- **MATERIAL PROVIDED**:
****************
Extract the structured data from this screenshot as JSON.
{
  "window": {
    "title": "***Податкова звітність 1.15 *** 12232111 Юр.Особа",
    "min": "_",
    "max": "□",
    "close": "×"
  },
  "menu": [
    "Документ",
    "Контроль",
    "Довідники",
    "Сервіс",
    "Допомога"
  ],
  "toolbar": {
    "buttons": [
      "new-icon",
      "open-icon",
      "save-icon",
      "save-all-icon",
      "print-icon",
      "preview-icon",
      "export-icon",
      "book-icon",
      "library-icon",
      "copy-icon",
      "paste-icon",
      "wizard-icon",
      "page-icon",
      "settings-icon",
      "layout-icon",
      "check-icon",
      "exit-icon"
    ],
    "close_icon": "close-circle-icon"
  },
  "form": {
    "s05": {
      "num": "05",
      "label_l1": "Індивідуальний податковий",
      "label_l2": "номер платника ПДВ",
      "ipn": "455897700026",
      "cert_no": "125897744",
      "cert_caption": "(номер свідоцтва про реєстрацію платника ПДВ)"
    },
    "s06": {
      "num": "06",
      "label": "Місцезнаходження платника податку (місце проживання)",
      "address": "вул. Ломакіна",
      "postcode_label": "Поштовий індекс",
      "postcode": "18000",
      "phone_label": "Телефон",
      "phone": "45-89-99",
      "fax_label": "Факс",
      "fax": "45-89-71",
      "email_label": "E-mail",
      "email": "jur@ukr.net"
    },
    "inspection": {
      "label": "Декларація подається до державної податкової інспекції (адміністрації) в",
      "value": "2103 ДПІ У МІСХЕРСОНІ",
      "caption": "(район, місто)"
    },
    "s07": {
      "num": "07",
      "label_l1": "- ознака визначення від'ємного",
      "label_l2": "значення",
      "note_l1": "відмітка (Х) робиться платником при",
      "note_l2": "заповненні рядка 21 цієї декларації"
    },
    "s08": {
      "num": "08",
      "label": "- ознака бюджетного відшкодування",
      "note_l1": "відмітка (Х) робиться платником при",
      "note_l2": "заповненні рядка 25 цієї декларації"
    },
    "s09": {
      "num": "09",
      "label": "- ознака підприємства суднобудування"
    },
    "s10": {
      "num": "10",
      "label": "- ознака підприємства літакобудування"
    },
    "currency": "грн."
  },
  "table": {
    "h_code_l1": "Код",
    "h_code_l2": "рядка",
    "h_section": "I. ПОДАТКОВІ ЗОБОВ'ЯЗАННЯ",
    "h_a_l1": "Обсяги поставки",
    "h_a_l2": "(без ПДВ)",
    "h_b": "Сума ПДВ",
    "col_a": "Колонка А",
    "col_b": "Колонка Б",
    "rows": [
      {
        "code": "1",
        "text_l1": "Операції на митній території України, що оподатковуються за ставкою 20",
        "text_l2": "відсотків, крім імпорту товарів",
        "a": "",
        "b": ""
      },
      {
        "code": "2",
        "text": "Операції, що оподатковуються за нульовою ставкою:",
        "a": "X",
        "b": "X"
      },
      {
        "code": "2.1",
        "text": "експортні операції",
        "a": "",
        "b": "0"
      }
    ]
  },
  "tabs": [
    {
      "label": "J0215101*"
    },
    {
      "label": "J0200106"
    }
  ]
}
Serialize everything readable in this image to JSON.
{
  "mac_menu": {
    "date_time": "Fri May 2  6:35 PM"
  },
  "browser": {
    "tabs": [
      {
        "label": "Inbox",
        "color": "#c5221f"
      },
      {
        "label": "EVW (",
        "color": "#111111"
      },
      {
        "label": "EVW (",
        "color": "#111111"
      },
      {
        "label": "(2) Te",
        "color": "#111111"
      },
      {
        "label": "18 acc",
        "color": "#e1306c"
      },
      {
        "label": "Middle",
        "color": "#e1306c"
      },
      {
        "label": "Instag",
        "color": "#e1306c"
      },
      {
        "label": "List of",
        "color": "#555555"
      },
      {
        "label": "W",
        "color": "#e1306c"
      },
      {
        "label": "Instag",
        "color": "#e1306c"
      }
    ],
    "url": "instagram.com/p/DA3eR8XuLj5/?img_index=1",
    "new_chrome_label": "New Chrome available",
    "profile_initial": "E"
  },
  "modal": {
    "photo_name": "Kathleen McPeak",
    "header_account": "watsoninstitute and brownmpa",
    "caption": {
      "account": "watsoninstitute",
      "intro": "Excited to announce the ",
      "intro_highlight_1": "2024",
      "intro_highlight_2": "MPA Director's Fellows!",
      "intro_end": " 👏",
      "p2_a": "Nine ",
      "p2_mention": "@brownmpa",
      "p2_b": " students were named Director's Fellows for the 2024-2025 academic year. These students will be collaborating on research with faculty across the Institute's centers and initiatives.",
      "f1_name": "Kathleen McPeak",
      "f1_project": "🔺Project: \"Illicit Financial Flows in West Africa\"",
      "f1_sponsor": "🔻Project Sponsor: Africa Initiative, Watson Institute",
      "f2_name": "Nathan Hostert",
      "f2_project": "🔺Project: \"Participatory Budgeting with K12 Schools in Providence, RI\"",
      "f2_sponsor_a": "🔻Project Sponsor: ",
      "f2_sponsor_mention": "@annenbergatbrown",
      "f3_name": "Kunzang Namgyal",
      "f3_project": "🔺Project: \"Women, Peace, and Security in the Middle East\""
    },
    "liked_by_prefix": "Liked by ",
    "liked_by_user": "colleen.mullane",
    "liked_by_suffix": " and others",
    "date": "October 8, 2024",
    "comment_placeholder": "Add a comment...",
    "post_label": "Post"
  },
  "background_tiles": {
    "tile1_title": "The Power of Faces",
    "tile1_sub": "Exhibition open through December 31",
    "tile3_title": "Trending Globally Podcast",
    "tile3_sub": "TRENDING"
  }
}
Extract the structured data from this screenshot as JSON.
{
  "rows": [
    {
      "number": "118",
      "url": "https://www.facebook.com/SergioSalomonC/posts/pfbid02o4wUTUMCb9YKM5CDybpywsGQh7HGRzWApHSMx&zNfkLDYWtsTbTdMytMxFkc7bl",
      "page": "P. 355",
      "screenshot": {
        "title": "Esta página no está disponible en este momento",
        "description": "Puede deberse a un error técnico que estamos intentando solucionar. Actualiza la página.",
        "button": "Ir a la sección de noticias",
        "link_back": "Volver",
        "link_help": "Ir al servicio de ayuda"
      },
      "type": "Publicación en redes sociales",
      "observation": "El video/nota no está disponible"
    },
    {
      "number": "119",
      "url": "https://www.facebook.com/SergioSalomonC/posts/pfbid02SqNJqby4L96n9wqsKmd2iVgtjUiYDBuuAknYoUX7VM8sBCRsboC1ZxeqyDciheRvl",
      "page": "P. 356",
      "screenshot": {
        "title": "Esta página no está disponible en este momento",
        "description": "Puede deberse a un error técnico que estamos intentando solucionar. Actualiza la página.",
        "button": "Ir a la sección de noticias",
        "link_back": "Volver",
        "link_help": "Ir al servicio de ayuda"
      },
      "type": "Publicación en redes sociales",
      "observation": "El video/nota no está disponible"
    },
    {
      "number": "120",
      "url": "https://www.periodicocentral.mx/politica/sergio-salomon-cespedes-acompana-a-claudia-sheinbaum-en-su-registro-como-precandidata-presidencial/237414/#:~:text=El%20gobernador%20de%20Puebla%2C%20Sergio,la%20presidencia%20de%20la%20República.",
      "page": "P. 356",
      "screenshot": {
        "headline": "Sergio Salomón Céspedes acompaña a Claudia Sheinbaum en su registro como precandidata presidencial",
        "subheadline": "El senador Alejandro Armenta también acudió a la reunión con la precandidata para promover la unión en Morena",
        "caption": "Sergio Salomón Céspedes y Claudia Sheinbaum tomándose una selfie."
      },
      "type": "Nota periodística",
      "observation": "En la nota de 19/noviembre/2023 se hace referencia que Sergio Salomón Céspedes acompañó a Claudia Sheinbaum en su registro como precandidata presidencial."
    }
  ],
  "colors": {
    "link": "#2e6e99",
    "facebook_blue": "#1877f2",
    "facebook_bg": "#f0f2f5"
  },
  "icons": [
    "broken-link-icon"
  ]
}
****************
- **WRITTEN TASK**: Where a line above contains the string "with", copy that line.

- **COMPLETE OUTPUT**:
      "p2_b": " students were named Director's Fellows for the 2024-2025 academic year. These students will be collaborating on research with faculty across the Institute's centers and initiatives.",
      "f2_project": "🔺Project: \"Participatory Budgeting with K12 Schools in Providence, RI\"",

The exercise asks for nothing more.